──────── DATA ROWS

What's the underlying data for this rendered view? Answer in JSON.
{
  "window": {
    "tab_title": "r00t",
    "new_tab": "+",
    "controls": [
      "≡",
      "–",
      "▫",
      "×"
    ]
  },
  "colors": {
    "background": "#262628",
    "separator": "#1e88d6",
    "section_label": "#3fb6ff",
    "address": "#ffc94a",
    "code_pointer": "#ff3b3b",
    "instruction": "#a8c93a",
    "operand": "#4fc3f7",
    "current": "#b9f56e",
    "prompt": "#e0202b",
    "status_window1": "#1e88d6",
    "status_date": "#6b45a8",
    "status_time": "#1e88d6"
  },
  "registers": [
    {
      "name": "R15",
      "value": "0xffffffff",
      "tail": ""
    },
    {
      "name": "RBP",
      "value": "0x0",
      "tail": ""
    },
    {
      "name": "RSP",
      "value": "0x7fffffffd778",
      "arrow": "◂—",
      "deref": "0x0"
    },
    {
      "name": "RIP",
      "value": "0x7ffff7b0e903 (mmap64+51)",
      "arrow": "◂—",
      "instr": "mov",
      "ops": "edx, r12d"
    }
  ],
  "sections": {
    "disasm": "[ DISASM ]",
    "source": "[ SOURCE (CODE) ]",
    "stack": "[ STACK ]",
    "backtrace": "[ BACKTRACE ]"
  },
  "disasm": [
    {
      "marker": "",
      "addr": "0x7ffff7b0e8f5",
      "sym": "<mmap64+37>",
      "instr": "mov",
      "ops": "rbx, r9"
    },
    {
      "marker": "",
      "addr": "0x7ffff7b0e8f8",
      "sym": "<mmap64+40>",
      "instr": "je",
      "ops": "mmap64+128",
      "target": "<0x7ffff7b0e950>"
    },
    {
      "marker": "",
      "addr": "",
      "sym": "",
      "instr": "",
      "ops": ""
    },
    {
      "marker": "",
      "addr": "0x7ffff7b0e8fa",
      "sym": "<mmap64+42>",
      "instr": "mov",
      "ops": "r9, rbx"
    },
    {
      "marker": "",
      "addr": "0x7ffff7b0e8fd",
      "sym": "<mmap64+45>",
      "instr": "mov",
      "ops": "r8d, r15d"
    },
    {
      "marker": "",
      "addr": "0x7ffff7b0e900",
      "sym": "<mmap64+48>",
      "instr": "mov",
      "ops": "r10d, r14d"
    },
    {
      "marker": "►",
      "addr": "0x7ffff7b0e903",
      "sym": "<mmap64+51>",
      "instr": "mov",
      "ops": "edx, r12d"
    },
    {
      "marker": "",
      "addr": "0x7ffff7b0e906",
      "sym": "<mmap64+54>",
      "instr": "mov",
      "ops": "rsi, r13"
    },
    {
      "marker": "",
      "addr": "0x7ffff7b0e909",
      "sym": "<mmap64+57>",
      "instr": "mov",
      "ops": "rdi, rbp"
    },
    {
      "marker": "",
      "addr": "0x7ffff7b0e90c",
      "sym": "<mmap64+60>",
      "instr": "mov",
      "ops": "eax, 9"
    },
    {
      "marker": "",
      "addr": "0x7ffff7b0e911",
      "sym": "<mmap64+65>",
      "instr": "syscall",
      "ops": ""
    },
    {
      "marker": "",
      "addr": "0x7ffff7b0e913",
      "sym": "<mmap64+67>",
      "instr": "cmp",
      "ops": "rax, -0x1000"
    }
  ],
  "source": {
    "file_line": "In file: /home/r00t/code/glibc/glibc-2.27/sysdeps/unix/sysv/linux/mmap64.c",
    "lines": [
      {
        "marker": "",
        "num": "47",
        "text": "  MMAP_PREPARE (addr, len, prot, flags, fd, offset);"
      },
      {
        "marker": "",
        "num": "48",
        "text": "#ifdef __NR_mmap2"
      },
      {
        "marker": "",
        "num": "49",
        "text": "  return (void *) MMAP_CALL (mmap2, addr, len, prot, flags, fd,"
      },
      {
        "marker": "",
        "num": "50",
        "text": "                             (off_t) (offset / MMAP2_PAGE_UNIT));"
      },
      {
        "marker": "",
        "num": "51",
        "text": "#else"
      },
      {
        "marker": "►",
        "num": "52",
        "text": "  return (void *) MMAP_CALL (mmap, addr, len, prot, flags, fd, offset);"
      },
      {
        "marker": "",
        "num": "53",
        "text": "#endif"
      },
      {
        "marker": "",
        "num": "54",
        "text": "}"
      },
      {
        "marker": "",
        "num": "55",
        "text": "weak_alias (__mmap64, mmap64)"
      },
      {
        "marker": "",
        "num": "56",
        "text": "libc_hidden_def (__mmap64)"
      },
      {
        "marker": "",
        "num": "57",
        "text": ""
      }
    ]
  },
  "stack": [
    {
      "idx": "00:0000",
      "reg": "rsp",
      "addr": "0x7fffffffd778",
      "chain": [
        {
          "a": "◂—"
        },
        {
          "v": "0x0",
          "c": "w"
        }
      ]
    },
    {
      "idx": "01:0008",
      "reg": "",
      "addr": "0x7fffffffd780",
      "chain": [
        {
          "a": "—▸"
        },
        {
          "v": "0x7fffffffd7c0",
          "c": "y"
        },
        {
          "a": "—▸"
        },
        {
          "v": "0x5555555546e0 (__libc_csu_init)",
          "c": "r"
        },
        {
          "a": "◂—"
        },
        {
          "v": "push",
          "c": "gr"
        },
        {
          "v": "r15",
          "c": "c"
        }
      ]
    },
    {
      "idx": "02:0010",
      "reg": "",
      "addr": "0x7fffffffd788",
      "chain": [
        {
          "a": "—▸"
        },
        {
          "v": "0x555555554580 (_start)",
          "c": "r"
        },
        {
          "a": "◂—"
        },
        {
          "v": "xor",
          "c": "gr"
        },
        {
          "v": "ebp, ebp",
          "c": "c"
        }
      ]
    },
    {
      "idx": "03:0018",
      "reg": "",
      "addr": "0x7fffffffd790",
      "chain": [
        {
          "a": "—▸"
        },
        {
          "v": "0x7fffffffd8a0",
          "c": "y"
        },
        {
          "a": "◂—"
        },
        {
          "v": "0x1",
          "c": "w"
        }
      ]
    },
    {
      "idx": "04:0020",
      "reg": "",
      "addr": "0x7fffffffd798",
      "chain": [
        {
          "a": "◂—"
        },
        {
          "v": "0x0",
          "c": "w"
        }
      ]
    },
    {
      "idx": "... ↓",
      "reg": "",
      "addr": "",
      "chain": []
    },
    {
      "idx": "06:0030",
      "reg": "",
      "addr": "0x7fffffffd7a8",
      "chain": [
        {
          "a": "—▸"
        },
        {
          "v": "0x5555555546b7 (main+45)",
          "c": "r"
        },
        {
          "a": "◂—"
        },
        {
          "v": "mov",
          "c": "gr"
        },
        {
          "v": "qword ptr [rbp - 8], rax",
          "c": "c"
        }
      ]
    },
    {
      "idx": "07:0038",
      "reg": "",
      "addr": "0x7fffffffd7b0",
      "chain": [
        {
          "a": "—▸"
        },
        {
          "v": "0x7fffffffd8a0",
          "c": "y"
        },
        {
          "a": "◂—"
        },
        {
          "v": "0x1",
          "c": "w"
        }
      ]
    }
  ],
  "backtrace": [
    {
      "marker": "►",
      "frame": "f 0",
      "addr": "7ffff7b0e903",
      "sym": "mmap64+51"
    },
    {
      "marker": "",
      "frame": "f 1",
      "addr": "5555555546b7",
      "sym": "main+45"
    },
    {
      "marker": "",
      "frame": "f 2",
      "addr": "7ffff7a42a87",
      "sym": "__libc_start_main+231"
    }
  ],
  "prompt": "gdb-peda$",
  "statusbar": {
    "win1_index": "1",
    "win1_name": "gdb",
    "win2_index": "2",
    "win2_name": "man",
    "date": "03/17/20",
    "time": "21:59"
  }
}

────────────────

▶ WHAT NEEDS TO BE DONE
Quote every line of the data, word for word.

▶ ANSWER TO THE PROBLEM
What's the underlying data for this rendered view? Answer in JSON.
{
  "window": {
    "tab_title": "r00t",
    "new_tab": "+",
    "controls": [
      "≡",
      "–",
      "▫",
      "×"
    ]
  },
  "colors": {
    "background": "#262628",
    "separator": "#1e88d6",
    "section_label": "#3fb6ff",
    "address": "#ffc94a",
    "code_pointer": "#ff3b3b",
    "instruction": "#a8c93a",
    "operand": "#4fc3f7",
    "current": "#b9f56e",
    "prompt": "#e0202b",
    "status_window1": "#1e88d6",
    "status_date": "#6b45a8",
    "status_time": "#1e88d6"
  },
  "registers": [
    {
      "name": "R15",
      "value": "0xffffffff",
      "tail": ""
    },
    {
      "name": "RBP",
      "value": "0x0",
      "tail": ""
    },
    {
      "name": "RSP",
      "value": "0x7fffffffd778",
      "arrow": "◂—",
      "deref": "0x0"
    },
    {
      "name": "RIP",
      "value": "0x7ffff7b0e903 (mmap64+51)",
      "arrow": "◂—",
      "instr": "mov",
      "ops": "edx, r12d"
    }
  ],
  "sections": {
    "disasm": "[ DISASM ]",
    "source": "[ SOURCE (CODE) ]",
    "stack": "[ STACK ]",
    "backtrace": "[ BACKTRACE ]"
  },
  "disasm": [
    {
      "marker": "",
      "addr": "0x7ffff7b0e8f5",
      "sym": "<mmap64+37>",
      "instr": "mov",
      "ops": "rbx, r9"
    },
    {
      "marker": "",
      "addr": "0x7ffff7b0e8f8",
      "sym": "<mmap64+40>",
      "instr": "je",
      "ops": "mmap64+128",
      "target": "<0x7ffff7b0e950>"
    },
    {
      "marker": "",
      "addr": "",
      "sym": "",
      "instr": "",
      "ops": ""
    },
    {
      "marker": "",
      "addr": "0x7ffff7b0e8fa",
      "sym": "<mmap64+42>",
      "instr": "mov",
      "ops": "r9, rbx"
    },
    {
      "marker": "",
      "addr": "0x7ffff7b0e8fd",
      "sym": "<mmap64+45>",
      "instr": "mov",
      "ops": "r8d, r15d"
    },
    {
      "marker": "",
      "addr": "0x7ffff7b0e900",
      "sym": "<mmap64+48>",
      "instr": "mov",
      "ops": "r10d, r14d"
    },
    {
      "marker": "►",
      "addr": "0x7ffff7b0e903",
      "sym": "<mmap64+51>",
      "instr": "mov",
      "ops": "edx, r12d"
    },
    {
      "marker": "",
      "addr": "0x7ffff7b0e906",
      "sym": "<mmap64+54>",
      "instr": "mov",
      "ops": "rsi, r13"
    },
    {
      "marker": "",
      "addr": "0x7ffff7b0e909",
      "sym": "<mmap64+57>",
      "instr": "mov",
      "ops": "rdi, rbp"
    },
    {
      "marker": "",
      "addr": "0x7ffff7b0e90c",
      "sym": "<mmap64+60>",
      "instr": "mov",
      "ops": "eax, 9"
    },
    {
      "marker": "",
      "addr": "0x7ffff7b0e911",
      "sym": "<mmap64+65>",
      "instr": "syscall",
      "ops": ""
    },
    {
      "marker": "",
      "addr": "0x7ffff7b0e913",
      "sym": "<mmap64+67>",
      "instr": "cmp",
      "ops": "rax, -0x1000"
    }
  ],
  "source": {
    "file_line": "In file: /home/r00t/code/glibc/glibc-2.27/sysdeps/unix/sysv/linux/mmap64.c",
    "lines": [
      {
        "marker": "",
        "num": "47",
        "text": "  MMAP_PREPARE (addr, len, prot, flags, fd, offset);"
      },
      {
        "marker": "",
        "num": "48",
        "text": "#ifdef __NR_mmap2"
      },
      {
        "marker": "",
        "num": "49",
        "text": "  return (void *) MMAP_CALL (mmap2, addr, len, prot, flags, fd,"
      },
      {
        "marker": "",
        "num": "50",
        "text": "                             (off_t) (offset / MMAP2_PAGE_UNIT));"
      },
      {
        "marker": "",
        "num": "51",
        "text": "#else"
      },
      {
        "marker": "►",
        "num": "52",
        "text": "  return (void *) MMAP_CALL (mmap, addr, len, prot, flags, fd, offset);"
      },
      {
        "marker": "",
        "num": "53",
        "text": "#endif"
      },
      {
        "marker": "",
        "num": "54",
        "text": "}"
      },
      {
        "marker": "",
        "num": "55",
        "text": "weak_alias (__mmap64, mmap64)"
      },
      {
        "marker": "",
        "num": "56",
        "text": "libc_hidden_def (__mmap64)"
      },
      {
        "marker": "",
        "num": "57",
        "text": ""
      }
    ]
  },
  "stack": [
    {
      "idx": "00:0000",
      "reg": "rsp",
      "addr": "0x7fffffffd778",
      "chain": [
        {
          "a": "◂—"
        },
        {
          "v": "0x0",
          "c": "w"
        }
      ]
    },
    {
      "idx": "01:0008",
      "reg": "",
      "addr": "0x7fffffffd780",
      "chain": [
        {
          "a": "—▸"
        },
        {
          "v": "0x7fffffffd7c0",
          "c": "y"
        },
        {
          "a": "—▸"
        },
        {
          "v": "0x5555555546e0 (__libc_csu_init)",
          "c": "r"
        },
        {
          "a": "◂—"
        },
        {
          "v": "push",
          "c": "gr"
        },
        {
          "v": "r15",
          "c": "c"
        }
      ]
    },
    {
      "idx": "02:0010",
      "reg": "",
      "addr": "0x7fffffffd788",
      "chain": [
        {
          "a": "—▸"
        },
        {
          "v": "0x555555554580 (_start)",
          "c": "r"
        },
        {
          "a": "◂—"
        },
        {
          "v": "xor",
          "c": "gr"
        },
        {
          "v": "ebp, ebp",
          "c": "c"
        }
      ]
    },
    {
      "idx": "03:0018",
      "reg": "",
      "addr": "0x7fffffffd790",
      "chain": [
        {
          "a": "—▸"
        },
        {
          "v": "0x7fffffffd8a0",
          "c": "y"
        },
        {
          "a": "◂—"
        },
        {
          "v": "0x1",
          "c": "w"
        }
      ]
    },
    {
      "idx": "04:0020",
      "reg": "",
      "addr": "0x7fffffffd798",
      "chain": [
        {
          "a": "◂—"
        },
        {
          "v": "0x0",
          "c": "w"
        }
      ]
    },
    {
      "idx": "... ↓",
      "reg": "",
      "addr": "",
      "chain": []
    },
    {
      "idx": "06:0030",
      "reg": "",
      "addr": "0x7fffffffd7a8",
      "chain": [
        {
          "a": "—▸"
        },
        {
          "v": "0x5555555546b7 (main+45)",
          "c": "r"
        },
        {
          "a": "◂—"
        },
        {
          "v": "mov",
          "c": "gr"
        },
        {
          "v": "qword ptr [rbp - 8], rax",
          "c": "c"
        }
      ]
    },
    {
      "idx": "07:0038",
      "reg": "",
      "addr": "0x7fffffffd7b0",
      "chain": [
        {
          "a": "—▸"
        },
        {
          "v": "0x7fffffffd8a0",
          "c": "y"
        },
        {
          "a": "◂—"
        },
        {
          "v": "0x1",
          "c": "w"
        }
      ]
    }
  ],
  "backtrace": [
    {
      "marker": "►",
      "frame": "f 0",
      "addr": "7ffff7b0e903",
      "sym": "mmap64+51"
    },
    {
      "marker": "",
      "frame": "f 1",
      "addr": "5555555546b7",
      "sym": "main+45"
    },
    {
      "marker": "",
      "frame": "f 2",
      "addr": "7ffff7a42a87",
      "sym": "__libc_start_main+231"
    }
  ],
  "prompt": "gdb-peda$",
  "statusbar": {
    "win1_index": "1",
    "win1_name": "gdb",
    "win2_index": "2",
    "win2_name": "man",
    "date": "03/17/20",
    "time": "21:59"
  }
}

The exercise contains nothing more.